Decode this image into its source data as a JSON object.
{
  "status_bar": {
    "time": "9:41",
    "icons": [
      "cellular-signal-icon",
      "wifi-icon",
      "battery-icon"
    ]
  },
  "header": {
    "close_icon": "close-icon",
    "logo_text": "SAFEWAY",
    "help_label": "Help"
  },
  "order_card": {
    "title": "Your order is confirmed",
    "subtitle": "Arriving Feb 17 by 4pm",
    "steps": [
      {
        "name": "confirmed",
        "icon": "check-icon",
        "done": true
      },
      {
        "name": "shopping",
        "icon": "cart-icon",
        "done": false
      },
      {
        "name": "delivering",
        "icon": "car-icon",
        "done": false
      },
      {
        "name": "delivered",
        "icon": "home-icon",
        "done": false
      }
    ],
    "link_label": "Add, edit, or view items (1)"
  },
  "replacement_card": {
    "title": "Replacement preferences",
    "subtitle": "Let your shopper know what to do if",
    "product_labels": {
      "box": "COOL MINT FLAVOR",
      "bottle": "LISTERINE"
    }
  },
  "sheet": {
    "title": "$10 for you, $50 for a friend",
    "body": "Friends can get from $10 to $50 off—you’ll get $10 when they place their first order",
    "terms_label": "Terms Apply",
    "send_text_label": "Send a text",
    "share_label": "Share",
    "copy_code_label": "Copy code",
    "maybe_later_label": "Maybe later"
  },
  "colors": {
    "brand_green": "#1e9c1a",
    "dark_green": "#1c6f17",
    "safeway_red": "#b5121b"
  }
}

++++++

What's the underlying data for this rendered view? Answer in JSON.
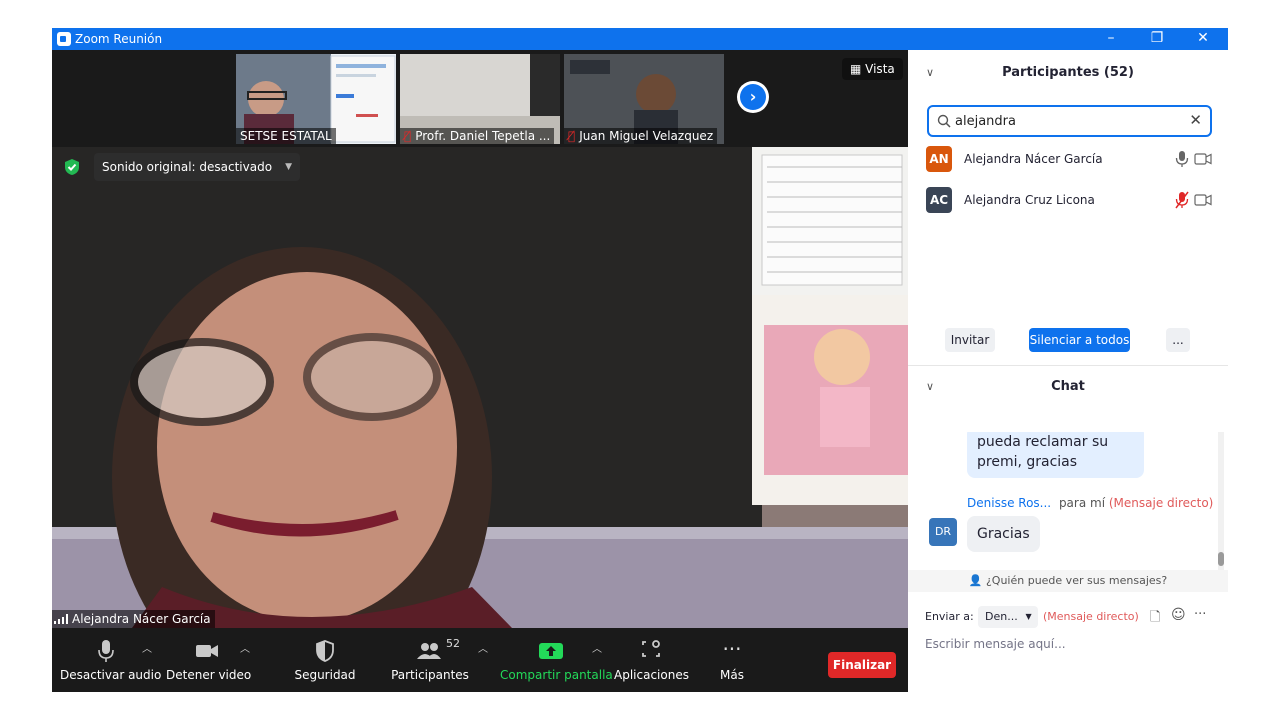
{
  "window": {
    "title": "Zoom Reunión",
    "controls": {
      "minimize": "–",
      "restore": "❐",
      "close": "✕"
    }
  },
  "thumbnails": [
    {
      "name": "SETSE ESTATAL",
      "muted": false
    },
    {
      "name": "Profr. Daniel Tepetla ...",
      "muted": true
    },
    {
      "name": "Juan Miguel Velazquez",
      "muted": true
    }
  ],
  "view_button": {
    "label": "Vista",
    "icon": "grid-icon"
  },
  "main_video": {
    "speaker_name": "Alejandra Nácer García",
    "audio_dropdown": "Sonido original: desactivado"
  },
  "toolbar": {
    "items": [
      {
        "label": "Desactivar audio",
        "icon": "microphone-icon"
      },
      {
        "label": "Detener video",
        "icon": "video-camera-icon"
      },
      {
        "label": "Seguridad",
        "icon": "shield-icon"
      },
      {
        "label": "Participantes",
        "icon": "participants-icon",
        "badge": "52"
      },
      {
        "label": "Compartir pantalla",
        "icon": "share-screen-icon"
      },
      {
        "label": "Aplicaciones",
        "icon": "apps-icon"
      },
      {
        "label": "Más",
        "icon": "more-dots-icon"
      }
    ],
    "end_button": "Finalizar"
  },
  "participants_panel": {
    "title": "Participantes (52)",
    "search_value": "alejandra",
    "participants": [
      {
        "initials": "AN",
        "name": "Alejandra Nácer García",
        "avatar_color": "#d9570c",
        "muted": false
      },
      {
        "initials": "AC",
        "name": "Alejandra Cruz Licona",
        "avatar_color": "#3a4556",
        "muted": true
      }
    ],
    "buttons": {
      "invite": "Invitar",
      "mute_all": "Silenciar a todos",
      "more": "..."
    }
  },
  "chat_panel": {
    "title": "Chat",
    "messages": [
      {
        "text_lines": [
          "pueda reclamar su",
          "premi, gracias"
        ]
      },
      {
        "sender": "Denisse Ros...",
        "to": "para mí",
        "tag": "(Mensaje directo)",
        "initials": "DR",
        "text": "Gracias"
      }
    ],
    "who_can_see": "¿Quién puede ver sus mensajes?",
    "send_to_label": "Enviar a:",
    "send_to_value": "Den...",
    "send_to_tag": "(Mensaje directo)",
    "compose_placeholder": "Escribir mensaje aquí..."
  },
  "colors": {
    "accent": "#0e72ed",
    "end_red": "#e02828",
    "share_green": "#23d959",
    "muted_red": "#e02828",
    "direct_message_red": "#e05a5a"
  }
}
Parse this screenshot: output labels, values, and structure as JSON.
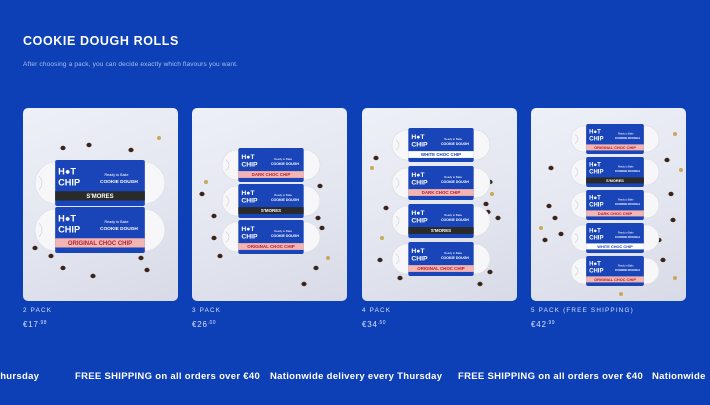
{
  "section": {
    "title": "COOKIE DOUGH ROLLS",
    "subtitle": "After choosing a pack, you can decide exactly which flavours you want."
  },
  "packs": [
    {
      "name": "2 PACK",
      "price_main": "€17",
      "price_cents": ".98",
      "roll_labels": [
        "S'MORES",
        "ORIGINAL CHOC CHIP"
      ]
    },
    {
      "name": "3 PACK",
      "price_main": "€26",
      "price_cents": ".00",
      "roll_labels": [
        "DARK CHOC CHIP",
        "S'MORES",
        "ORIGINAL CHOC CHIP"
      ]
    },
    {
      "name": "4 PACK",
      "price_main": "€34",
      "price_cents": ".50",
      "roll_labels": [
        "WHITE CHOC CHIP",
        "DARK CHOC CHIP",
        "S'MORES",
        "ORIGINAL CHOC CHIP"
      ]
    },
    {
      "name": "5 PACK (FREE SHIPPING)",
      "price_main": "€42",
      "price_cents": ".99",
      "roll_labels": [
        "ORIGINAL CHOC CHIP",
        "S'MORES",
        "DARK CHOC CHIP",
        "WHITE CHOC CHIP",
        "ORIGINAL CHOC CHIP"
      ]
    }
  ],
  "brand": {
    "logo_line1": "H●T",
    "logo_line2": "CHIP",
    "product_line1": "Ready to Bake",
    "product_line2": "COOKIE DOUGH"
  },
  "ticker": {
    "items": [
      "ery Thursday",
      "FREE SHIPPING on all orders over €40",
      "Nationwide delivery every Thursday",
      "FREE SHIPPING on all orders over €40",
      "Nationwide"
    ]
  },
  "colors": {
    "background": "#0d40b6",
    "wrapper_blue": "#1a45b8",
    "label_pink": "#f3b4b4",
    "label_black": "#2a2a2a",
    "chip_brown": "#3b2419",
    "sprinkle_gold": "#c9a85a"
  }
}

++++++

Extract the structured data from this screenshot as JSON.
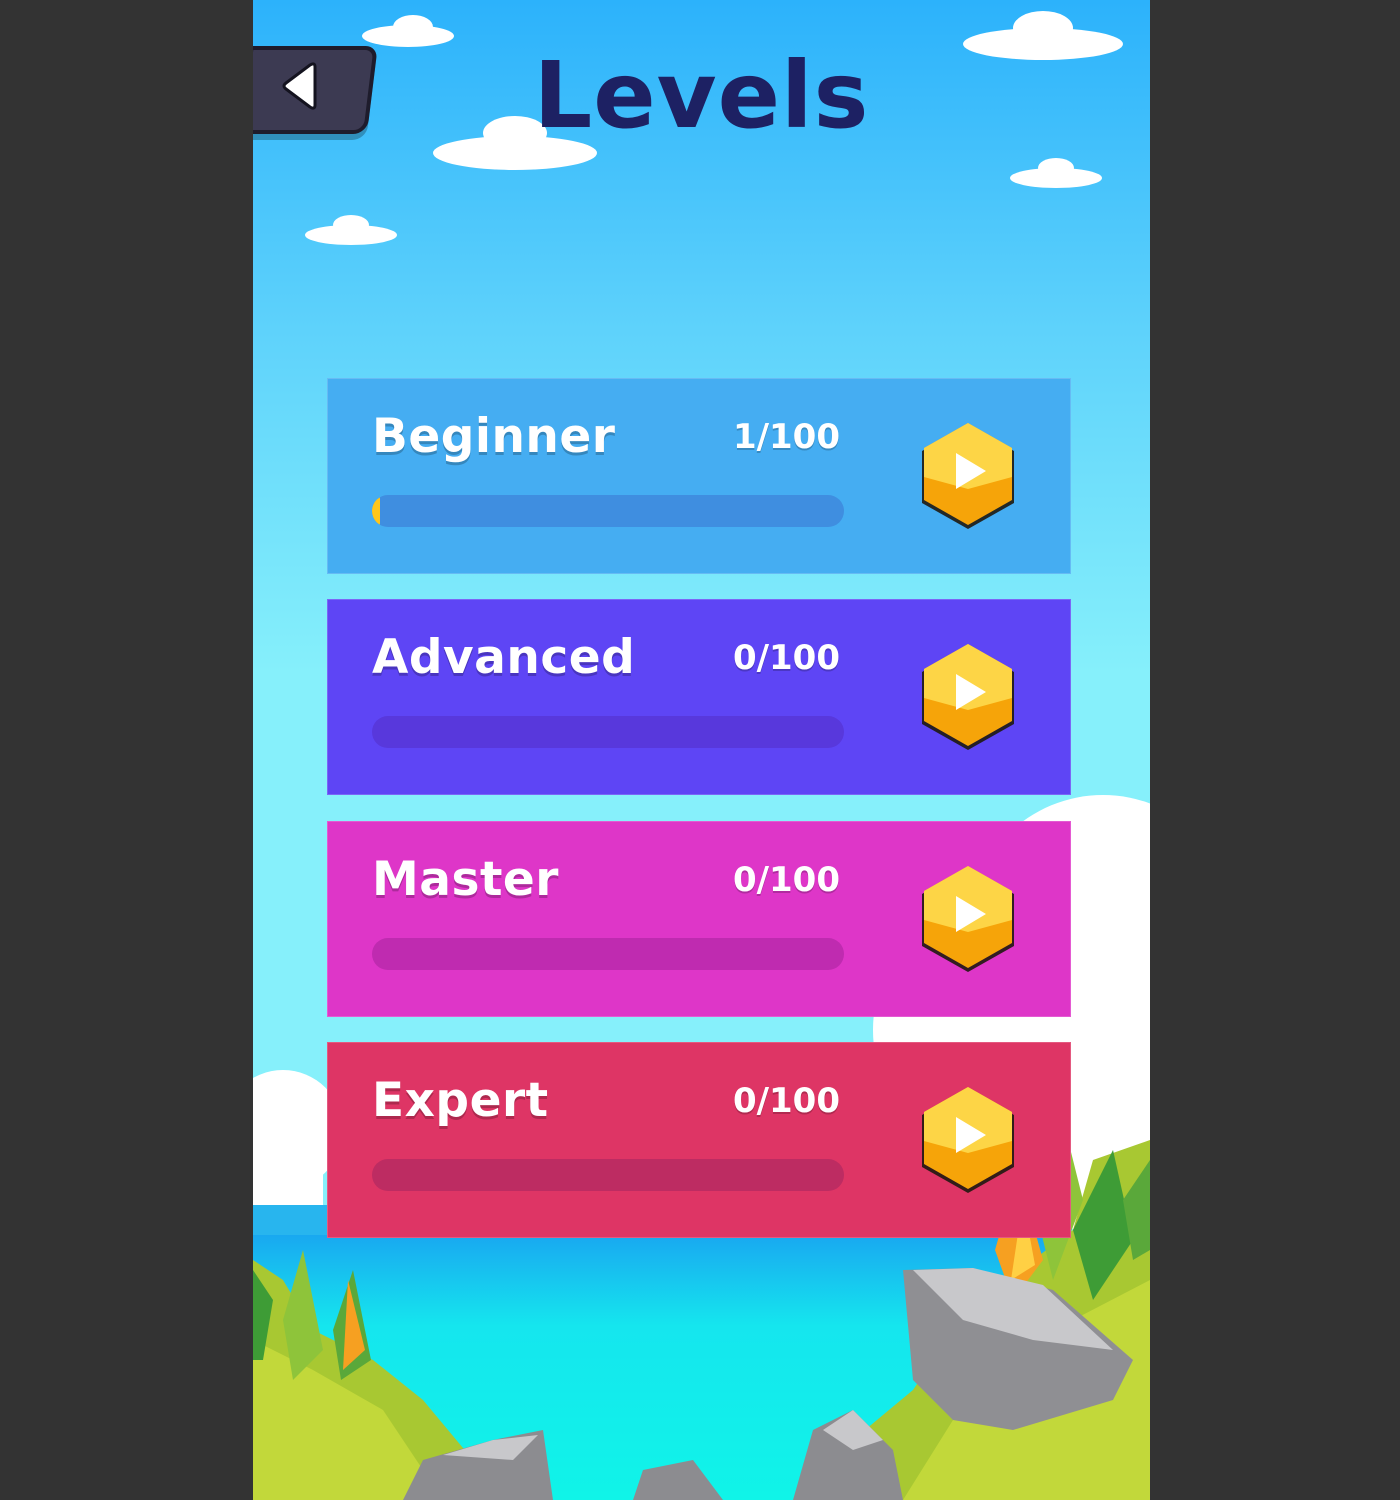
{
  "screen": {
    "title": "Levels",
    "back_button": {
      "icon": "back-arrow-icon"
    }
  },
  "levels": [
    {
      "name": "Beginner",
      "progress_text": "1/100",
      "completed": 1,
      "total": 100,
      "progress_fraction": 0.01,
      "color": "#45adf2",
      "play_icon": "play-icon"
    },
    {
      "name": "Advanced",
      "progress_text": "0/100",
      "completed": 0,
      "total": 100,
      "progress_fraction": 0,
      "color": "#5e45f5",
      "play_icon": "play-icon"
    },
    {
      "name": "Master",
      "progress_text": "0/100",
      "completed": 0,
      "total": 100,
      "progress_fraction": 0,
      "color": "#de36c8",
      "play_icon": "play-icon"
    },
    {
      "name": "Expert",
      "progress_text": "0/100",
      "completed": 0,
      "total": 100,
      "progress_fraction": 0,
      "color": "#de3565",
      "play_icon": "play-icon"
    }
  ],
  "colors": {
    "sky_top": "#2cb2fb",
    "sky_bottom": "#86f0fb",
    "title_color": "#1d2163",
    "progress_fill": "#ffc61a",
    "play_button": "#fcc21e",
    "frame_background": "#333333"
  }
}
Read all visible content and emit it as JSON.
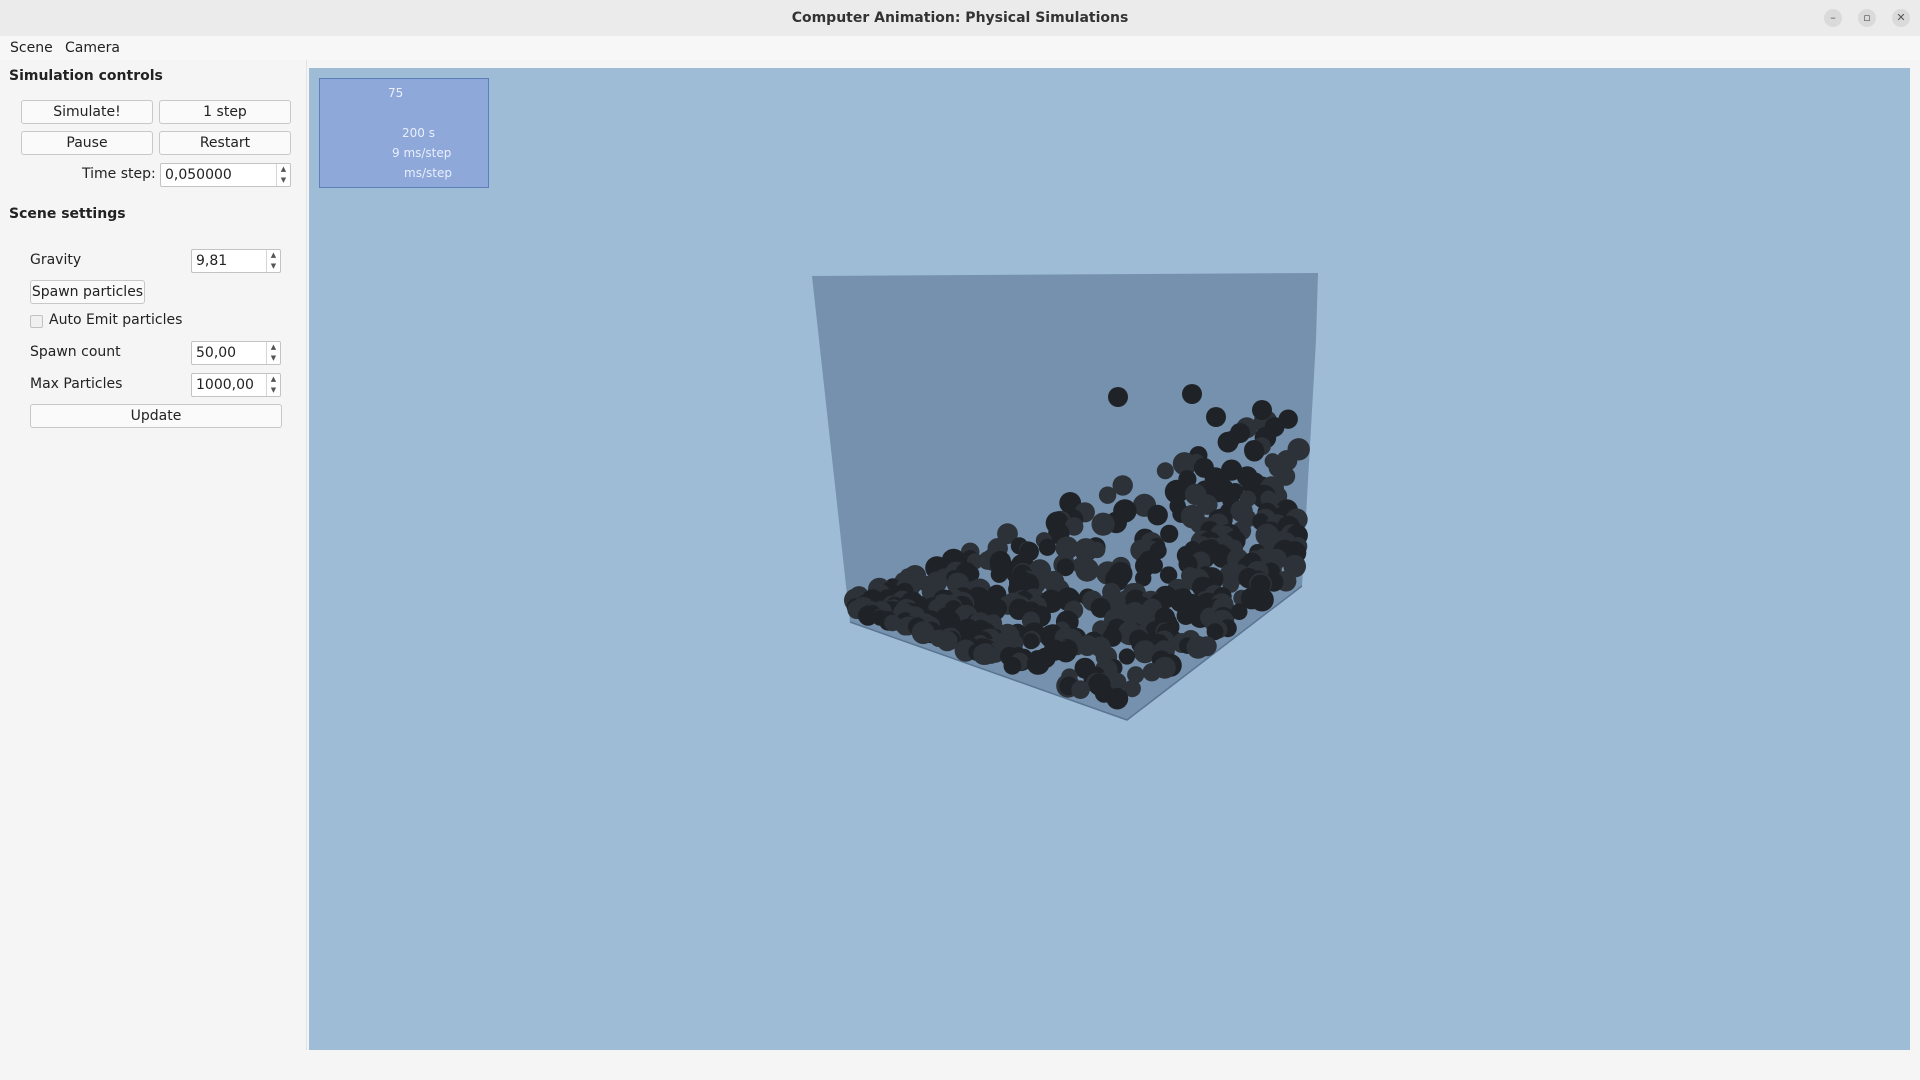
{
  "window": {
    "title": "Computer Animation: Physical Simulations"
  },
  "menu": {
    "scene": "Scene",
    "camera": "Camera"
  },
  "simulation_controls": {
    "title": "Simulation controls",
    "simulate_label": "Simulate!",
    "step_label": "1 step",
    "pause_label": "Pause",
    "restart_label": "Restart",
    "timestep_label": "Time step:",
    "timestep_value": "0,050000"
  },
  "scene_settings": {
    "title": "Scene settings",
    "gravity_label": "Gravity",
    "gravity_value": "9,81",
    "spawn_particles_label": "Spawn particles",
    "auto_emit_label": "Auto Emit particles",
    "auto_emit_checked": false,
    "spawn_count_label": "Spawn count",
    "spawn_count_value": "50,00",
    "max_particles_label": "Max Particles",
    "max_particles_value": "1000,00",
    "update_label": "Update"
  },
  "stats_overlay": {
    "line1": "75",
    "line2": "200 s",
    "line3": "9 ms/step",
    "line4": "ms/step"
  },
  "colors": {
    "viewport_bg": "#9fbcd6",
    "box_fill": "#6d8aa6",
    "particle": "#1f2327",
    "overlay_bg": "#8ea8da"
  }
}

++++++

_EXERCISE GOAL_.
Collect the complete line wherever the string "directo" appears in the records.

_CORRECT RESULT_.
        "tag": "(Mensaje directo)",
    "send_to_tag": "(Mensaje directo)",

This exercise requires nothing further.